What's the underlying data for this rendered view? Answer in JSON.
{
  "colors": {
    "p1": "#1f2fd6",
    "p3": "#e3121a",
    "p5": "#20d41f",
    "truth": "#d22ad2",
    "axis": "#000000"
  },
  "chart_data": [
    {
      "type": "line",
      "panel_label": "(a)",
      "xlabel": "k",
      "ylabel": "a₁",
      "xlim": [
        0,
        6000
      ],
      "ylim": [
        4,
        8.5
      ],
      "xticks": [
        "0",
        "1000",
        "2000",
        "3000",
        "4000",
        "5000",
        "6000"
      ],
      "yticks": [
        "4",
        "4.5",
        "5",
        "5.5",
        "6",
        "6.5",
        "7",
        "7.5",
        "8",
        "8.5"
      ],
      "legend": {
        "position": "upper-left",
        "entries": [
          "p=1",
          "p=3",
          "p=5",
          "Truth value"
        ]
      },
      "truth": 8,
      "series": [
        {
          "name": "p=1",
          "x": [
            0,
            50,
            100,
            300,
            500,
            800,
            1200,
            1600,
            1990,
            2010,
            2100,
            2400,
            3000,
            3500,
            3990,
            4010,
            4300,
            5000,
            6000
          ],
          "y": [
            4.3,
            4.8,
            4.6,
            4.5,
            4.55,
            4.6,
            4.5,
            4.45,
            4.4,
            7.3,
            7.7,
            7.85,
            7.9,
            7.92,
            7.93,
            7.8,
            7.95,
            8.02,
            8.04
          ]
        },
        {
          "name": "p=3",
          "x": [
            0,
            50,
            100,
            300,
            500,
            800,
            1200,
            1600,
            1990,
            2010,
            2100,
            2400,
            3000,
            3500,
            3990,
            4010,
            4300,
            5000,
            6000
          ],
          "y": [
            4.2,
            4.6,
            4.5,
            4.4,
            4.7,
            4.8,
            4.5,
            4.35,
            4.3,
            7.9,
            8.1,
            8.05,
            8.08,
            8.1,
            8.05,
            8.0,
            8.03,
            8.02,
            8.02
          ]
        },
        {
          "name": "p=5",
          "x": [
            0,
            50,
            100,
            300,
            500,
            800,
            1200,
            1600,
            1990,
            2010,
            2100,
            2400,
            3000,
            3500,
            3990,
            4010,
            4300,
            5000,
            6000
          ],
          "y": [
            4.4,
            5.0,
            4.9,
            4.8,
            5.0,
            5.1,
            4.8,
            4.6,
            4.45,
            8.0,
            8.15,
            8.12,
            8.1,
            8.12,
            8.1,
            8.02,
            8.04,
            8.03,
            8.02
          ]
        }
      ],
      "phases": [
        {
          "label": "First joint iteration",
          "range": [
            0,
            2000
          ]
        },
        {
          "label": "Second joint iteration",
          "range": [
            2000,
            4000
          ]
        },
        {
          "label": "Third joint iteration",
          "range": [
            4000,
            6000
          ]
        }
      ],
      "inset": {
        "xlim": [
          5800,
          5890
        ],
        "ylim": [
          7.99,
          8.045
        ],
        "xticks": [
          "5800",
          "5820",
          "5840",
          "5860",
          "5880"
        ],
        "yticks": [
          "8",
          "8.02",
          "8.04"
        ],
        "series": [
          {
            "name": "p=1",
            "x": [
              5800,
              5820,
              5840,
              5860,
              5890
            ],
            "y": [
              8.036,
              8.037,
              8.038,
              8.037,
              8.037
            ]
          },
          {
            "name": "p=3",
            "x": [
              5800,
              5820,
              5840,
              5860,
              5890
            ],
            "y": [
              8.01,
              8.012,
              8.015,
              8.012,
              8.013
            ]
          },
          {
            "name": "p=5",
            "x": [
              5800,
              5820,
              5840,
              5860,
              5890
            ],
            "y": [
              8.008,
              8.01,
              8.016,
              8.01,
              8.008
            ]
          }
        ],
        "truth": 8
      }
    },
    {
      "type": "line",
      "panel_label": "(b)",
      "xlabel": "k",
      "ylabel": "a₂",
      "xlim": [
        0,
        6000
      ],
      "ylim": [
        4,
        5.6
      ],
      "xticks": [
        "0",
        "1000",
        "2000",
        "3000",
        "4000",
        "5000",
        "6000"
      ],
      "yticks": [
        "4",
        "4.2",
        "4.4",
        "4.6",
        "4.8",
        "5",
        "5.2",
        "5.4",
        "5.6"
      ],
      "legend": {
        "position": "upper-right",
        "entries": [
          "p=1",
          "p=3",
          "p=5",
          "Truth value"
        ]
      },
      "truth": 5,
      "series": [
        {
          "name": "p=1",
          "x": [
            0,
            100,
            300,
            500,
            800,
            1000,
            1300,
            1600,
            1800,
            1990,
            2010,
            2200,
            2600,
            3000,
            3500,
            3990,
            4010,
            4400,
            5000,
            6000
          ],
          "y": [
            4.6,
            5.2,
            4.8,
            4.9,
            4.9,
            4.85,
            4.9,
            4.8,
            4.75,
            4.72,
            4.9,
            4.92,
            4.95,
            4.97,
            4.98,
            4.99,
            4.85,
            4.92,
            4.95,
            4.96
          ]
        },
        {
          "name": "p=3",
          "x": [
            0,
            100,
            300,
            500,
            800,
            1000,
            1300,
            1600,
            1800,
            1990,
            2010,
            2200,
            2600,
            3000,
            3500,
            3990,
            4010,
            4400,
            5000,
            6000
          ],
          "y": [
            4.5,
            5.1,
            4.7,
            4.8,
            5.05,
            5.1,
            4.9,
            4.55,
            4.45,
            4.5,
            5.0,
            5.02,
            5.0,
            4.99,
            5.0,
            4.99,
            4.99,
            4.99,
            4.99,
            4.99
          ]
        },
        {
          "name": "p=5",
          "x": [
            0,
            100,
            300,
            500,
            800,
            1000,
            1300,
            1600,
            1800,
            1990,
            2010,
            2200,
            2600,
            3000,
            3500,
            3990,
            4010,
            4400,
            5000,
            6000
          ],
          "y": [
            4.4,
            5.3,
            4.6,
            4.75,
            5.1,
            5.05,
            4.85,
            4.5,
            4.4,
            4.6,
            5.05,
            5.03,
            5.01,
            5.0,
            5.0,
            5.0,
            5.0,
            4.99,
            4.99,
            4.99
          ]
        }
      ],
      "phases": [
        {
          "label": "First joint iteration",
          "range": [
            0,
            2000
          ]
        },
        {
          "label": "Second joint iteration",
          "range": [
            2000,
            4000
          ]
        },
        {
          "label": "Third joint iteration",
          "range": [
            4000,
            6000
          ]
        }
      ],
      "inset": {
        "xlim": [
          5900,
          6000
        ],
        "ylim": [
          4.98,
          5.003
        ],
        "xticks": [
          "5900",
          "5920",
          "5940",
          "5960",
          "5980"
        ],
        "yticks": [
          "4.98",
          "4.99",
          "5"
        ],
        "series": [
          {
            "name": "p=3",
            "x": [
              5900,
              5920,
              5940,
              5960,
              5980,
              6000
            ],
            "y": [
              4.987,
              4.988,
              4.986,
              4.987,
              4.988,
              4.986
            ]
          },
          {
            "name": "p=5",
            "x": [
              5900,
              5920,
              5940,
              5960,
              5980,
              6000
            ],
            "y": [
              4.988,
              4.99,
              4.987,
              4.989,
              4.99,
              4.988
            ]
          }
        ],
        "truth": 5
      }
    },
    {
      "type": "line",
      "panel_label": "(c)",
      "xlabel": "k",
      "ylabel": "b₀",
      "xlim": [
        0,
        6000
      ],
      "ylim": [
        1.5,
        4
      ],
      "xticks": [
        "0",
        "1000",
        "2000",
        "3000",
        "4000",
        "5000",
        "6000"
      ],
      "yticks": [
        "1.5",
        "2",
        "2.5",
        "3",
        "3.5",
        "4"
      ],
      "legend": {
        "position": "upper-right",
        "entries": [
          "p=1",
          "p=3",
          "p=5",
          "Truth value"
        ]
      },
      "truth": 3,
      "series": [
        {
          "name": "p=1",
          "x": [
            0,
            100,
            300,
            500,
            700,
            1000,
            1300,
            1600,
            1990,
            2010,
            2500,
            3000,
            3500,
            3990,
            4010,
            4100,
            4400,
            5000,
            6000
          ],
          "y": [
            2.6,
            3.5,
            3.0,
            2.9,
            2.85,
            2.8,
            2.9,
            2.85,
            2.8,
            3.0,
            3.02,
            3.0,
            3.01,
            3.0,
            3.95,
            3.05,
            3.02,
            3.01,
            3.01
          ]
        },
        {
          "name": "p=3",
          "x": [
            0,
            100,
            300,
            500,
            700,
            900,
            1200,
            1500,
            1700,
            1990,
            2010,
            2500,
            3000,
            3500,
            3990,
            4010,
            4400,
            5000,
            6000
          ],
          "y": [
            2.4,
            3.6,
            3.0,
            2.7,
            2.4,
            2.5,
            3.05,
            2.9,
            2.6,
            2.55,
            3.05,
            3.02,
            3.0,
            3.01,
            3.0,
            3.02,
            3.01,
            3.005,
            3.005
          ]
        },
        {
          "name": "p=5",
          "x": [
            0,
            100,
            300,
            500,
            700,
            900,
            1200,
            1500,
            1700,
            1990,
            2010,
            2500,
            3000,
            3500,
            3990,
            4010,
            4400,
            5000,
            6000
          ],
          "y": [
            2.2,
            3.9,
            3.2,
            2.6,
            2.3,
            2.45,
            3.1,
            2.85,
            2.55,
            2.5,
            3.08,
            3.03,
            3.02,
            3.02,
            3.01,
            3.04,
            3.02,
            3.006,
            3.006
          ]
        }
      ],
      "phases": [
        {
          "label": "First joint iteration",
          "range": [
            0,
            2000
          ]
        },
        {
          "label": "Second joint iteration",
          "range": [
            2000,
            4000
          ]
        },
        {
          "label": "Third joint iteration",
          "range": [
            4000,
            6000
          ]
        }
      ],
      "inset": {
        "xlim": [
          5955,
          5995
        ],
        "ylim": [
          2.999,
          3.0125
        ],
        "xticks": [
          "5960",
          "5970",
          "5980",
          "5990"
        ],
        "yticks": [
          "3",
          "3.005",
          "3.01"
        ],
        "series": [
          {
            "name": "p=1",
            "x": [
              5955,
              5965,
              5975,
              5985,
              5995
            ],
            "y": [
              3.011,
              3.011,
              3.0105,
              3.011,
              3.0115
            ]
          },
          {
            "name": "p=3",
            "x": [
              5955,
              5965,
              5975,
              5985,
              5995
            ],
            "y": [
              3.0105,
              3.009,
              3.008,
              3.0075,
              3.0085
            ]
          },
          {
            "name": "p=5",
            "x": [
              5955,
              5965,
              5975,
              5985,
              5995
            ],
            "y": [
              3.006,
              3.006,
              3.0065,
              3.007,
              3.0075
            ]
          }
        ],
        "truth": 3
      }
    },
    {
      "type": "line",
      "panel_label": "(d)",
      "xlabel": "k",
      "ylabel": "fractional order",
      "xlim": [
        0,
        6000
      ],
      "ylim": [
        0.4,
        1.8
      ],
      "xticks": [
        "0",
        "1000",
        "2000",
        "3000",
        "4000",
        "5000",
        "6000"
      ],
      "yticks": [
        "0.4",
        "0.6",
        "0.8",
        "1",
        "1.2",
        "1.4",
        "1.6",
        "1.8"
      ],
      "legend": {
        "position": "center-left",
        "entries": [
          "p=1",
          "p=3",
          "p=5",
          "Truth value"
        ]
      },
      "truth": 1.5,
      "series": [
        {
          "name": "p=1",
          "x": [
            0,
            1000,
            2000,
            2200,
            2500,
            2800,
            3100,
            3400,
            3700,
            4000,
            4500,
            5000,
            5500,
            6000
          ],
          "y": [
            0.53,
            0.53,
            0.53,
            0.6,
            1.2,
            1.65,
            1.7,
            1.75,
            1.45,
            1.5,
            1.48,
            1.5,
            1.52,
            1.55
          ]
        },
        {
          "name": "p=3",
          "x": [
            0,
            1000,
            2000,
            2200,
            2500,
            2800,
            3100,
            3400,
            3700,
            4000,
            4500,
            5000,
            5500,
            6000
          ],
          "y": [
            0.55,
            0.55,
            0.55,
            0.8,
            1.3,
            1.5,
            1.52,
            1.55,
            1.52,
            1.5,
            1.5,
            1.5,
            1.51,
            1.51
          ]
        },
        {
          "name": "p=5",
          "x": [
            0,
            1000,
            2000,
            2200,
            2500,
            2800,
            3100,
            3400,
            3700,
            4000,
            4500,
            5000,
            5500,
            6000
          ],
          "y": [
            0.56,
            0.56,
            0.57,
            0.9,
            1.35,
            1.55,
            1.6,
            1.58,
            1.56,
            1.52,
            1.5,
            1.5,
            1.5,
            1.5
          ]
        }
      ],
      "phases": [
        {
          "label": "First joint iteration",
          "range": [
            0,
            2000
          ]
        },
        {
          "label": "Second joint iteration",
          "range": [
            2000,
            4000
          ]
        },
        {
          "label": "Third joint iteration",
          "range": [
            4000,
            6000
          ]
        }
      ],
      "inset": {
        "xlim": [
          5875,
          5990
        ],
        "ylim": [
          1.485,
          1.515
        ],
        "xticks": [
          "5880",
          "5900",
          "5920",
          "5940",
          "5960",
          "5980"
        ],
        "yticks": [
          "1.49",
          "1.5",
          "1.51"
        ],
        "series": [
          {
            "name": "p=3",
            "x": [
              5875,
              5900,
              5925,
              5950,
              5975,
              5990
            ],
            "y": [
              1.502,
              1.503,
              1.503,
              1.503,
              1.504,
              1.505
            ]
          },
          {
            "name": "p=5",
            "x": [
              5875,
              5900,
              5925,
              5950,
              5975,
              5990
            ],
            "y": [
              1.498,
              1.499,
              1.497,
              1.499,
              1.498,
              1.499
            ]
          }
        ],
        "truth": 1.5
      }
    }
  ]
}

Aim: Extract all lines containing the word "position".

Result:
        "position": "upper-left",
        "position": "upper-right",
        "position": "upper-right",
        "position": "center-left",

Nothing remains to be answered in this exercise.